**Written instruction**
Repeat the material below exactly, line for line.
★ ★ ★ ★
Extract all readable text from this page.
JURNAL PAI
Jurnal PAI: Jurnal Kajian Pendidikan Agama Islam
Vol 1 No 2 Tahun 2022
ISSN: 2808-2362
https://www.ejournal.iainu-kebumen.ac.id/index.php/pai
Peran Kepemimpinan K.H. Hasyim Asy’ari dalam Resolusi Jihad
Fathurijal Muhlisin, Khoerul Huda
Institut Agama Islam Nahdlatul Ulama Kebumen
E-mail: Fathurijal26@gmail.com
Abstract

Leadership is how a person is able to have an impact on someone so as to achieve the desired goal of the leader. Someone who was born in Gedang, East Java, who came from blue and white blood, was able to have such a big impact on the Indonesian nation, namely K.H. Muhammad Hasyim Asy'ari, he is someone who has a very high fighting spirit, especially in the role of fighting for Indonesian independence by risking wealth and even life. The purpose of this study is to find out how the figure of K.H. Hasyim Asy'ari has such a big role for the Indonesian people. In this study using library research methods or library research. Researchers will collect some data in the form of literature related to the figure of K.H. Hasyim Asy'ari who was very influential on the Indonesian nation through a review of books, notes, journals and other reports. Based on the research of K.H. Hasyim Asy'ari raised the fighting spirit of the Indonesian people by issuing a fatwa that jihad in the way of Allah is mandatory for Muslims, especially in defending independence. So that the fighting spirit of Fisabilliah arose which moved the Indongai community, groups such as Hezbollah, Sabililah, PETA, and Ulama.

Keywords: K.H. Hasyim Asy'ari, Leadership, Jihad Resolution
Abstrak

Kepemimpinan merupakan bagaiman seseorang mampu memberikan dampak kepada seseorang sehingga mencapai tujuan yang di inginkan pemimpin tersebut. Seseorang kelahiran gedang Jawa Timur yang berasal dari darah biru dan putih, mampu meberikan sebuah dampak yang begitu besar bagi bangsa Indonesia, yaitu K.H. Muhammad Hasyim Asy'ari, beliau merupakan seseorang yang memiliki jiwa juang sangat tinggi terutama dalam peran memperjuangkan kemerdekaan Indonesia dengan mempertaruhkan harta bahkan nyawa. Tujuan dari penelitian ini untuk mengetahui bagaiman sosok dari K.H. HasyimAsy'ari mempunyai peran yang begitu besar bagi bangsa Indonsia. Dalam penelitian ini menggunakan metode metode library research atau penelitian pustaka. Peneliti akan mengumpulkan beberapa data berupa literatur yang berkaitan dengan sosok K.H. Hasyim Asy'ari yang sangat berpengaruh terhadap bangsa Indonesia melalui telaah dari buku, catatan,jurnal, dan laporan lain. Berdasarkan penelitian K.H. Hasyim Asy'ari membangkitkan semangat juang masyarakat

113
★ ★ ★ ★
**Answer to this exercise**
Extract all readable text from this page.
JURNAL PAI
Jurnal PAI: Jurnal Kajian Pendidikan Agama Islam
Vol 1 No 2 Tahun 2022
ISSN: 2808-2362
https://www.ejournal.iainu-kebumen.ac.id/index.php/pai
Peran Kepemimpinan K.H. Hasyim Asy’ari dalam Resolusi Jihad
Fathurijal Muhlisin, Khoerul Huda
Institut Agama Islam Nahdlatul Ulama Kebumen
E-mail: Fathurijal26@gmail.com
Abstract

Leadership is how a person is able to have an impact on someone so as to achieve the desired goal of the leader. Someone who was born in Gedang, East Java, who came from blue and white blood, was able to have such a big impact on the Indonesian nation, namely K.H. Muhammad Hasyim Asy'ari, he is someone who has a very high fighting spirit, especially in the role of fighting for Indonesian independence by risking wealth and even life. The purpose of this study is to find out how the figure of K.H. Hasyim Asy'ari has such a big role for the Indonesian people. In this study using library research methods or library research. Researchers will collect some data in the form of literature related to the figure of K.H. Hasyim Asy'ari who was very influential on the Indonesian nation through a review of books, notes, journals and other reports. Based on the research of K.H. Hasyim Asy'ari raised the fighting spirit of the Indonesian people by issuing a fatwa that jihad in the way of Allah is mandatory for Muslims, especially in defending independence. So that the fighting spirit of Fisabilliah arose which moved the Indongai community, groups such as Hezbollah, Sabililah, PETA, and Ulama.

Keywords: K.H. Hasyim Asy'ari, Leadership, Jihad Resolution
Abstrak

Kepemimpinan merupakan bagaiman seseorang mampu memberikan dampak kepada seseorang sehingga mencapai tujuan yang di inginkan pemimpin tersebut. Seseorang kelahiran gedang Jawa Timur yang berasal dari darah biru dan putih, mampu meberikan sebuah dampak yang begitu besar bagi bangsa Indonesia, yaitu K.H. Muhammad Hasyim Asy'ari, beliau merupakan seseorang yang memiliki jiwa juang sangat tinggi terutama dalam peran memperjuangkan kemerdekaan Indonesia dengan mempertaruhkan harta bahkan nyawa. Tujuan dari penelitian ini untuk mengetahui bagaiman sosok dari K.H. HasyimAsy'ari mempunyai peran yang begitu besar bagi bangsa Indonsia. Dalam penelitian ini menggunakan metode metode library research atau penelitian pustaka. Peneliti akan mengumpulkan beberapa data berupa literatur yang berkaitan dengan sosok K.H. Hasyim Asy'ari yang sangat berpengaruh terhadap bangsa Indonesia melalui telaah dari buku, catatan,jurnal, dan laporan lain. Berdasarkan penelitian K.H. Hasyim Asy'ari membangkitkan semangat juang masyarakat

113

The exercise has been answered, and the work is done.